## [Aufgaben]
1 > Fasse die Koranverse in zwei Sätzen zusammen.
2 > Schreib den Abschnitt der Koranverse von „Es kommt dem“ bis „Hölle Bewohner sind.“ ab und benenne dabei „Götzendiener“ in „Ungläubigen“ um.
3 > Setze die Koranverse aus Sure 9 nach dem letzten Vers fort.

[9:112]

Die sich in Reue (zu Gott) wenden, (Ihn) anbeten, (Ihn) lobpreisen, die (in Seiner Sache) wandern, die sich beugen und niederwerfen, die das Gute gebieten und das Böse verbieten, und die Schranken Allahs achten - verkünde (diesen) Gläubigen frohe Botschaft.

[9:113]

Es kommt dem Propheten und den Gläubigen nicht zu, daß sie (von Gott) für die Götzendiener Verzeihung erflehen sollten, und wären es selbst ihre nächsten Angehörigen, nachdem ihnen deutlich kund geworden, daß jene der Hölle Bewohner sind.

[9:114]

Daß Abraham für seinen Vater um Verzeihung bat, war nur wegen eines Versprechens, das er ihm gegeben hatte, doch als ihm klar wurde, daß jener ein Feind Allahs sei, sagte er sich von ihm los. Abraham war doch gewiß zärtlichen Herzens, sanftmütig.

[9:115]

Es ist nicht Allahs Weise, ein Volk irregehen zu lassen, nachdem Er ihm der Weg gewiesen hat, Er hätte ihm denn zuvor klar gemacht, wovor es sich zu hüten habe. Wahrlich, Allah weiß alle Dinge wohl.

## [Daten]
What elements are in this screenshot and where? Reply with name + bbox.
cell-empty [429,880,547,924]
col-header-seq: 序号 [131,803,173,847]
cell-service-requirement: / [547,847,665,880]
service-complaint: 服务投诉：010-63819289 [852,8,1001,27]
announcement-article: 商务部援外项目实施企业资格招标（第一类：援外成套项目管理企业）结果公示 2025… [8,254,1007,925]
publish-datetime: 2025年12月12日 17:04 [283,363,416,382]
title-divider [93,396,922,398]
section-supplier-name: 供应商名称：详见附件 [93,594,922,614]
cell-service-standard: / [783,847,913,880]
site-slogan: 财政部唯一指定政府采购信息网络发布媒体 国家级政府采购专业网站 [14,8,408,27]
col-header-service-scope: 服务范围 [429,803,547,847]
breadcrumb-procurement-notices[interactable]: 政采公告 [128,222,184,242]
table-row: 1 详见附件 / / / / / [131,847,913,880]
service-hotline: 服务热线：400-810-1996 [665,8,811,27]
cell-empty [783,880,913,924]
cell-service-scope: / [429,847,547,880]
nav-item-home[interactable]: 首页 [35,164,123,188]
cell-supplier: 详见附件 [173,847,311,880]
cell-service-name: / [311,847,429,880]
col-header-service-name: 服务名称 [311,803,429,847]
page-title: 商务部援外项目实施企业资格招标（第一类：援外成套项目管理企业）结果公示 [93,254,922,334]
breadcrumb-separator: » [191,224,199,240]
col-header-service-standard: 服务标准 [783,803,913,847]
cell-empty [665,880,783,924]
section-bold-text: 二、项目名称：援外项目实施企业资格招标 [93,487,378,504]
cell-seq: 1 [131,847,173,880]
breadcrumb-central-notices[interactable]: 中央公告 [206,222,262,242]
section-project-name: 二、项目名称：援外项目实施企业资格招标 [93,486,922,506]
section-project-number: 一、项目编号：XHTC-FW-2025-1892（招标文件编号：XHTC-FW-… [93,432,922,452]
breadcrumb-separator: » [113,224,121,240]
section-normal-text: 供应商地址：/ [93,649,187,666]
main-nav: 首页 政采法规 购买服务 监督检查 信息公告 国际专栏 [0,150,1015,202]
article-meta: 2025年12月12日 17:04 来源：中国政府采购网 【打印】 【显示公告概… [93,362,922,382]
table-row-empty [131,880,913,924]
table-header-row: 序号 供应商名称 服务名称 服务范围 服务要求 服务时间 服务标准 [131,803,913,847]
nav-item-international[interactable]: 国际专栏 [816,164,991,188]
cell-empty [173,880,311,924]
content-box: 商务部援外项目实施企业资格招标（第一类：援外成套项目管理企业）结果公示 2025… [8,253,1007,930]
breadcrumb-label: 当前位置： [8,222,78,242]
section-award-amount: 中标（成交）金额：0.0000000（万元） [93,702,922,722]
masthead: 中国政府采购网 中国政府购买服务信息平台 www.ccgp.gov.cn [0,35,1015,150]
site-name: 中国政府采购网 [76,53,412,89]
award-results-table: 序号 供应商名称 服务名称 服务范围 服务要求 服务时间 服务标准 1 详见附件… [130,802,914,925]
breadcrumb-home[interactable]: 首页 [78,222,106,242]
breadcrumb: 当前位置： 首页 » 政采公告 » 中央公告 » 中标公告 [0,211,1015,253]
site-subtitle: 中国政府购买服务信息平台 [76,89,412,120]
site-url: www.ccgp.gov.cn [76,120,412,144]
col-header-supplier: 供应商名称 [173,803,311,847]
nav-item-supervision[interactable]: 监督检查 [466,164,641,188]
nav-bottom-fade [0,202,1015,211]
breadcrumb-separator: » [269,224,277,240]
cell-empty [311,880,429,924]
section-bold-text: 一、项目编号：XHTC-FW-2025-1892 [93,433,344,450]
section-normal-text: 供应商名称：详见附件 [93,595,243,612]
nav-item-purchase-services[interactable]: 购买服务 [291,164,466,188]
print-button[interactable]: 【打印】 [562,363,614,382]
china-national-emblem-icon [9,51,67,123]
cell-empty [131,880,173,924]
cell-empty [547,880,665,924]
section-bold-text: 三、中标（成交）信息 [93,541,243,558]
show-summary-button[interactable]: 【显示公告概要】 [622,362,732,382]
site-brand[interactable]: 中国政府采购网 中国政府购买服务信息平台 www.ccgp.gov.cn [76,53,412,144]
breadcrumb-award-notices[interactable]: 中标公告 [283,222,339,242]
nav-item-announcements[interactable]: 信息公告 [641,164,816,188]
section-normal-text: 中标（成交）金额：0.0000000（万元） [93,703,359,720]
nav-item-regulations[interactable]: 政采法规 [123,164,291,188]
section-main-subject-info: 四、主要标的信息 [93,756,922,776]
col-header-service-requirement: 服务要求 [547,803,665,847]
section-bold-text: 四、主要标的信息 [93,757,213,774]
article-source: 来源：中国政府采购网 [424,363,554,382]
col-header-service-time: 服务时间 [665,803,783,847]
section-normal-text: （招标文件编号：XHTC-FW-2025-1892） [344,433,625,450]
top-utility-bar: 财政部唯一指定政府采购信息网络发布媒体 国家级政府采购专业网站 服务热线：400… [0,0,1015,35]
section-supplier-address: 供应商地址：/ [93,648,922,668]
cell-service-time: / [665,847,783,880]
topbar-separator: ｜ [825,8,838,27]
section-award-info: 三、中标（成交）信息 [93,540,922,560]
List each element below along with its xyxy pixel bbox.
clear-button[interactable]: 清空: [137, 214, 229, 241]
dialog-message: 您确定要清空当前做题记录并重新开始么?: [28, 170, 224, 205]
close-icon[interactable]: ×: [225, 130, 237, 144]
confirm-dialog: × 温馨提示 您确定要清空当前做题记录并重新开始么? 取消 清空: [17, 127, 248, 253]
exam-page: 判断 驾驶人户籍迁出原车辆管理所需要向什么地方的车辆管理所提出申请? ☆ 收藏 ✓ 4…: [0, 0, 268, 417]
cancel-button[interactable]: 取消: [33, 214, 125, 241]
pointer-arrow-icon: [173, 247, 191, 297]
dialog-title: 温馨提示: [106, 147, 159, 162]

## [Antworten]
1 > Den Gläubigen, die bereuen, anbeten, sich beugen und niederwerfen, das Gute gebieten und die Schranken Allahs achten, soll frohe Botschaft verkündet werden, doch dem Propheten und den Gläubigen kommt es nicht zu, für Götzendiener um Verzeihung zu bitten, selbst wenn es ihre nächsten Angehörigen sind. Abraham bat nur wegen eines Versprechens für seinen Vater um Verzeihung und sagte sich von ihm los, als er ihn als Feind Allahs erkannte, und Allah lässt ein Volk, dem Er den Weg gewiesen hat, nicht irregehen, ohne ihm zuvor klarzumachen, wovor es sich hüten soll.

2 >
Es kommt dem Propheten und den Gläubigen nicht zu, daß sie (von Gott) für die Ungläubigen Verzeihung erflehen sollten, und wären es selbst ihre nächsten Angehörigen, nachdem ihnen deutlich kund geworden, daß jene der Hölle Bewohner sind.

3 >
[9:116]

Allah ist es, Dem das Königreich der Himmel und der Erde gehört. Er gibt Leben und sendet Tod. Und ihr habt keinen Freund noch Helfer außer Allah.

[9:117]

Allah hat Sich wahrlich gnadenvoll dem Propheten zugewandt und den Ausawanderern (aus Mekka) und Helfern (in Medina), die ihm in der Stunde der Not a gefolgt sind, nachdem die Herzen eines Teils von ihnen fast gewankt hätten. Er aber wandte Sich ihnen abermals mit Erbarmen zu. Wahrlich. Er ist gegen sie gütig, barmherzig.